- **Exercise requirements**
Reproduce all of the data that follows, character for character.

(Raw records)
--- begin ---

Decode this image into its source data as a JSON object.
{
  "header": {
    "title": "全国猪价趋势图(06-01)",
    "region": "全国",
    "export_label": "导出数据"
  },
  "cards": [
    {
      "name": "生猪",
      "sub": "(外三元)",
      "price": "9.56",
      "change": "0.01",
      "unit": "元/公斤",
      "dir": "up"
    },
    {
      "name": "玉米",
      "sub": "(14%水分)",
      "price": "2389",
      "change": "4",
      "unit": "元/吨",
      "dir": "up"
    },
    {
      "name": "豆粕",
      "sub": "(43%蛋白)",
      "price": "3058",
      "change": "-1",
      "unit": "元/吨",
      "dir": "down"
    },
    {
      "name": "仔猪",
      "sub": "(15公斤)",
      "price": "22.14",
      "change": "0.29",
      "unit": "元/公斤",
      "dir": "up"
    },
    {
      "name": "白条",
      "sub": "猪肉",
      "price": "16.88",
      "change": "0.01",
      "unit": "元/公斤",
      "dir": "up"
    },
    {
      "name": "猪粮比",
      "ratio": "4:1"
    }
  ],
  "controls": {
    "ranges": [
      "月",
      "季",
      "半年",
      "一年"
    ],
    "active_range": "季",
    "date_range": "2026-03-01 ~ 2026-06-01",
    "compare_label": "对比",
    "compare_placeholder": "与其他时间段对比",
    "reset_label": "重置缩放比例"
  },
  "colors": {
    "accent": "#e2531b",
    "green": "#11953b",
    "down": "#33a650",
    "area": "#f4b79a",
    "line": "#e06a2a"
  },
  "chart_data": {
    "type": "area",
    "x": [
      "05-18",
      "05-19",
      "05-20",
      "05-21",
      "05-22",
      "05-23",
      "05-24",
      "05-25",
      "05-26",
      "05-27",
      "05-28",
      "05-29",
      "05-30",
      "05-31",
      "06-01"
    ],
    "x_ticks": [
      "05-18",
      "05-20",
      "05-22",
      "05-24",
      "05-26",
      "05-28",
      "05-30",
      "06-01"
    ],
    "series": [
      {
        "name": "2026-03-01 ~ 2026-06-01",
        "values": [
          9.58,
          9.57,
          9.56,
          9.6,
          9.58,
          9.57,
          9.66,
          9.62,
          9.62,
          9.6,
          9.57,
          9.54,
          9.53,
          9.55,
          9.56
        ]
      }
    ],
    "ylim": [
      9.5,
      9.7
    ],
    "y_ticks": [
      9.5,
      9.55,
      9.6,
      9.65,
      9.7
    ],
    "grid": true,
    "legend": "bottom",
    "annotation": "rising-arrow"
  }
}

--- end ---

- **Response to this exercise**
Decode this image into its source data as a JSON object.
{
  "header": {
    "title": "全国猪价趋势图(06-01)",
    "region": "全国",
    "export_label": "导出数据"
  },
  "cards": [
    {
      "name": "生猪",
      "sub": "(外三元)",
      "price": "9.56",
      "change": "0.01",
      "unit": "元/公斤",
      "dir": "up"
    },
    {
      "name": "玉米",
      "sub": "(14%水分)",
      "price": "2389",
      "change": "4",
      "unit": "元/吨",
      "dir": "up"
    },
    {
      "name": "豆粕",
      "sub": "(43%蛋白)",
      "price": "3058",
      "change": "-1",
      "unit": "元/吨",
      "dir": "down"
    },
    {
      "name": "仔猪",
      "sub": "(15公斤)",
      "price": "22.14",
      "change": "0.29",
      "unit": "元/公斤",
      "dir": "up"
    },
    {
      "name": "白条",
      "sub": "猪肉",
      "price": "16.88",
      "change": "0.01",
      "unit": "元/公斤",
      "dir": "up"
    },
    {
      "name": "猪粮比",
      "ratio": "4:1"
    }
  ],
  "controls": {
    "ranges": [
      "月",
      "季",
      "半年",
      "一年"
    ],
    "active_range": "季",
    "date_range": "2026-03-01 ~ 2026-06-01",
    "compare_label": "对比",
    "compare_placeholder": "与其他时间段对比",
    "reset_label": "重置缩放比例"
  },
  "colors": {
    "accent": "#e2531b",
    "green": "#11953b",
    "down": "#33a650",
    "area": "#f4b79a",
    "line": "#e06a2a"
  },
  "chart_data": {
    "type": "area",
    "x": [
      "05-18",
      "05-19",
      "05-20",
      "05-21",
      "05-22",
      "05-23",
      "05-24",
      "05-25",
      "05-26",
      "05-27",
      "05-28",
      "05-29",
      "05-30",
      "05-31",
      "06-01"
    ],
    "x_ticks": [
      "05-18",
      "05-20",
      "05-22",
      "05-24",
      "05-26",
      "05-28",
      "05-30",
      "06-01"
    ],
    "series": [
      {
        "name": "2026-03-01 ~ 2026-06-01",
        "values": [
          9.58,
          9.57,
          9.56,
          9.6,
          9.58,
          9.57,
          9.66,
          9.62,
          9.62,
          9.6,
          9.57,
          9.54,
          9.53,
          9.55,
          9.56
        ]
      }
    ],
    "ylim": [
      9.5,
      9.7
    ],
    "y_ticks": [
      9.5,
      9.55,
      9.6,
      9.65,
      9.7
    ],
    "grid": true,
    "legend": "bottom",
    "annotation": "rising-arrow"
  }
}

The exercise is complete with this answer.